- What you need to do -
From the data that follows, report how many lines hold the string "Digital", giving only the number.

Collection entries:

=====

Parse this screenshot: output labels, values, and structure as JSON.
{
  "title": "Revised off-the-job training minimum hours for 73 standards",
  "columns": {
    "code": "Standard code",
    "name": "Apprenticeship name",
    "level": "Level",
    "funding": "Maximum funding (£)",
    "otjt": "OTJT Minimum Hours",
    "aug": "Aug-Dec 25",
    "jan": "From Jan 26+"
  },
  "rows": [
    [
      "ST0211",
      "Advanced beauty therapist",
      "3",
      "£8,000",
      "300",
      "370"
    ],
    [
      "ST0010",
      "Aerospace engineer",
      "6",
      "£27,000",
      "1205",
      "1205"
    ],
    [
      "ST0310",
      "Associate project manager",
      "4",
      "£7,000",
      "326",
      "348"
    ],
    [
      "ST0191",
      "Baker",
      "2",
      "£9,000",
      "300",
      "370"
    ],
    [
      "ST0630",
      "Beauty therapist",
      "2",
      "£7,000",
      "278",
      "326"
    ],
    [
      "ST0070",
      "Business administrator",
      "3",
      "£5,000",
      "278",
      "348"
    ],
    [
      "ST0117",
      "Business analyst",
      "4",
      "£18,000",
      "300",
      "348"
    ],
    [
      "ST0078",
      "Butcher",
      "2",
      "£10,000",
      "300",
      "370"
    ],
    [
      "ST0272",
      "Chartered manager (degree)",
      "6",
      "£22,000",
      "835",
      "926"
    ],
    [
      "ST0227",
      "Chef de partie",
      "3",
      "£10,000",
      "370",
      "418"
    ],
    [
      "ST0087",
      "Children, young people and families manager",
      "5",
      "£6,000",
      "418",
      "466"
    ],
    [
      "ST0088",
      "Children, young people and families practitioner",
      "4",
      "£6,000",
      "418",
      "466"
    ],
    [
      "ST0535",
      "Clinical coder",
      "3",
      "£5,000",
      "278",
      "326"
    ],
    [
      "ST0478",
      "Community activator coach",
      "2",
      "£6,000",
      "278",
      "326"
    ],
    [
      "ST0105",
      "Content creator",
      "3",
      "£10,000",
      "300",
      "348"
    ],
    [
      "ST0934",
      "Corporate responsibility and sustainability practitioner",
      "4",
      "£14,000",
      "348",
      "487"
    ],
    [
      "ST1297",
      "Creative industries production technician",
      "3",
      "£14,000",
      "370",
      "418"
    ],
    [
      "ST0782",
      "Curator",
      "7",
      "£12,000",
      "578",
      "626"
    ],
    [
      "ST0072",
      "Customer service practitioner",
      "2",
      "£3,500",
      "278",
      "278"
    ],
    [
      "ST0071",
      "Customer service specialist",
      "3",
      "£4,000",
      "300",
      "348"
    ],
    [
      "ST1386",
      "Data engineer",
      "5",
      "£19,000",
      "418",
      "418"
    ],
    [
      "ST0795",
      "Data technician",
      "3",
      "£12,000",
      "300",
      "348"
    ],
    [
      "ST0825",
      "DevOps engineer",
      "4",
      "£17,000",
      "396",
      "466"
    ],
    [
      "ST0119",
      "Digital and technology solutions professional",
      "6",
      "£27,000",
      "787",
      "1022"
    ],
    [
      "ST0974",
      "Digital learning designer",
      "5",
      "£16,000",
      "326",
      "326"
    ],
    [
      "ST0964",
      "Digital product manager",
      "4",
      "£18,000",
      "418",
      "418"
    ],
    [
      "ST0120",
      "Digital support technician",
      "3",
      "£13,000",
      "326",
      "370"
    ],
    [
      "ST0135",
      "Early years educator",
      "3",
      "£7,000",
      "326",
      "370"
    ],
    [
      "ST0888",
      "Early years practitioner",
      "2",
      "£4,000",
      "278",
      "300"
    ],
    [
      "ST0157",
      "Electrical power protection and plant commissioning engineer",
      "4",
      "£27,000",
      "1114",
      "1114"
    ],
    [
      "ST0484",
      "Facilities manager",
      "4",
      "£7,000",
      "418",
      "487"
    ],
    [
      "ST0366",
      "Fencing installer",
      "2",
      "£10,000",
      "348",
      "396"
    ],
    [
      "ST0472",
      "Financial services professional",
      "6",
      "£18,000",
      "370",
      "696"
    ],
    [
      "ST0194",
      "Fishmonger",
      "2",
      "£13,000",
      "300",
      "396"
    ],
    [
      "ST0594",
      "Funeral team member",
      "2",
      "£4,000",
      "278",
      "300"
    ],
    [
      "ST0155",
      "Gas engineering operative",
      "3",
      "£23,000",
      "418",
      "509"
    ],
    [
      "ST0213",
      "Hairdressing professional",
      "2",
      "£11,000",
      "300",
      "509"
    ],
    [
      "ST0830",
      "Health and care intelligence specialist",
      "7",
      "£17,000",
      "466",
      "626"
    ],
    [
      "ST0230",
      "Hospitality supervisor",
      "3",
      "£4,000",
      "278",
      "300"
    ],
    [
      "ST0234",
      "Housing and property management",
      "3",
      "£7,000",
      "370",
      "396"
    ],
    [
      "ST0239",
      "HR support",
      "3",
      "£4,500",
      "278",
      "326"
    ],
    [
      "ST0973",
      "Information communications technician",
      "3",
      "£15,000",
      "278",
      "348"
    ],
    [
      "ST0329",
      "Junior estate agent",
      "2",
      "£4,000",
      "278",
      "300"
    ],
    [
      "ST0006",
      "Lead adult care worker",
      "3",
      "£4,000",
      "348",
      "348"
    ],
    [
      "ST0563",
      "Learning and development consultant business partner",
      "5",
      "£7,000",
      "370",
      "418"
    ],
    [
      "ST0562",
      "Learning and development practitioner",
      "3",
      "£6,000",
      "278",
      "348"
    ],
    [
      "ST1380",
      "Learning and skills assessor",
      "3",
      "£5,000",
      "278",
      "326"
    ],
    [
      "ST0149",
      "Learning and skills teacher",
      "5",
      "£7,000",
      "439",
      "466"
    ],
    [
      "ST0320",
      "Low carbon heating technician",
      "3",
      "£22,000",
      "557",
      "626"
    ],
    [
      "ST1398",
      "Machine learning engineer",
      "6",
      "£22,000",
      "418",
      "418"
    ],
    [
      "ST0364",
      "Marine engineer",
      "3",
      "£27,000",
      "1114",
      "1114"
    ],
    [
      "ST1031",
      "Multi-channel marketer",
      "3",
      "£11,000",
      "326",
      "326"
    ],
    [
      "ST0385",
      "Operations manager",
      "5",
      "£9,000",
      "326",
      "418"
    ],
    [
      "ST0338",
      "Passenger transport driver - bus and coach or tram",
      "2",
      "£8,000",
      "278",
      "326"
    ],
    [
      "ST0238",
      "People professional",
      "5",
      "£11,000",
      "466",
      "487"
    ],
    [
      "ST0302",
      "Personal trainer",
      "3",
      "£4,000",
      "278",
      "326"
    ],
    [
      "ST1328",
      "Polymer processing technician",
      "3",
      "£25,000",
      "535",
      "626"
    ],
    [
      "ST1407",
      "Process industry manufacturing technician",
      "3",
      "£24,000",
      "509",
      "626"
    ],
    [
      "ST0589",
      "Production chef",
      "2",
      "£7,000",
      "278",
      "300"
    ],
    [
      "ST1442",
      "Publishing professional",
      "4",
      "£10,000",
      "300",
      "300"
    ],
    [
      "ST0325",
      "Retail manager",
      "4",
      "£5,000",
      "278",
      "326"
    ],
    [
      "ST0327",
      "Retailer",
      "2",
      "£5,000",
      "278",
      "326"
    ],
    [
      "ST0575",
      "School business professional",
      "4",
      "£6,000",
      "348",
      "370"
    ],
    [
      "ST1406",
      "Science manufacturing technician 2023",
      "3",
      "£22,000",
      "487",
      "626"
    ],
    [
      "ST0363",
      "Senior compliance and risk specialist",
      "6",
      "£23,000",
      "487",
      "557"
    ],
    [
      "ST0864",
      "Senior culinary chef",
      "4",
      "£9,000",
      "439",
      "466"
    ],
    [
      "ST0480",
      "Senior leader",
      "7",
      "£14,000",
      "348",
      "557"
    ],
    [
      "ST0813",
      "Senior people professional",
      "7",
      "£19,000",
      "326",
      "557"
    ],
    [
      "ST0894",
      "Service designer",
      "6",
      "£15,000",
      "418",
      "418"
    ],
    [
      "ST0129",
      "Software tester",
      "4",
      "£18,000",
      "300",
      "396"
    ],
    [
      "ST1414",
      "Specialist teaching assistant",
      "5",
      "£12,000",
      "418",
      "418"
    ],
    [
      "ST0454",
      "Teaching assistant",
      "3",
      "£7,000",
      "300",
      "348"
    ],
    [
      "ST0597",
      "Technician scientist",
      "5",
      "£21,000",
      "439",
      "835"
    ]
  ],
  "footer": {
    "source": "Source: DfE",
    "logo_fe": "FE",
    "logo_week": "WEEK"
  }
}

=====

- Exercise response -
4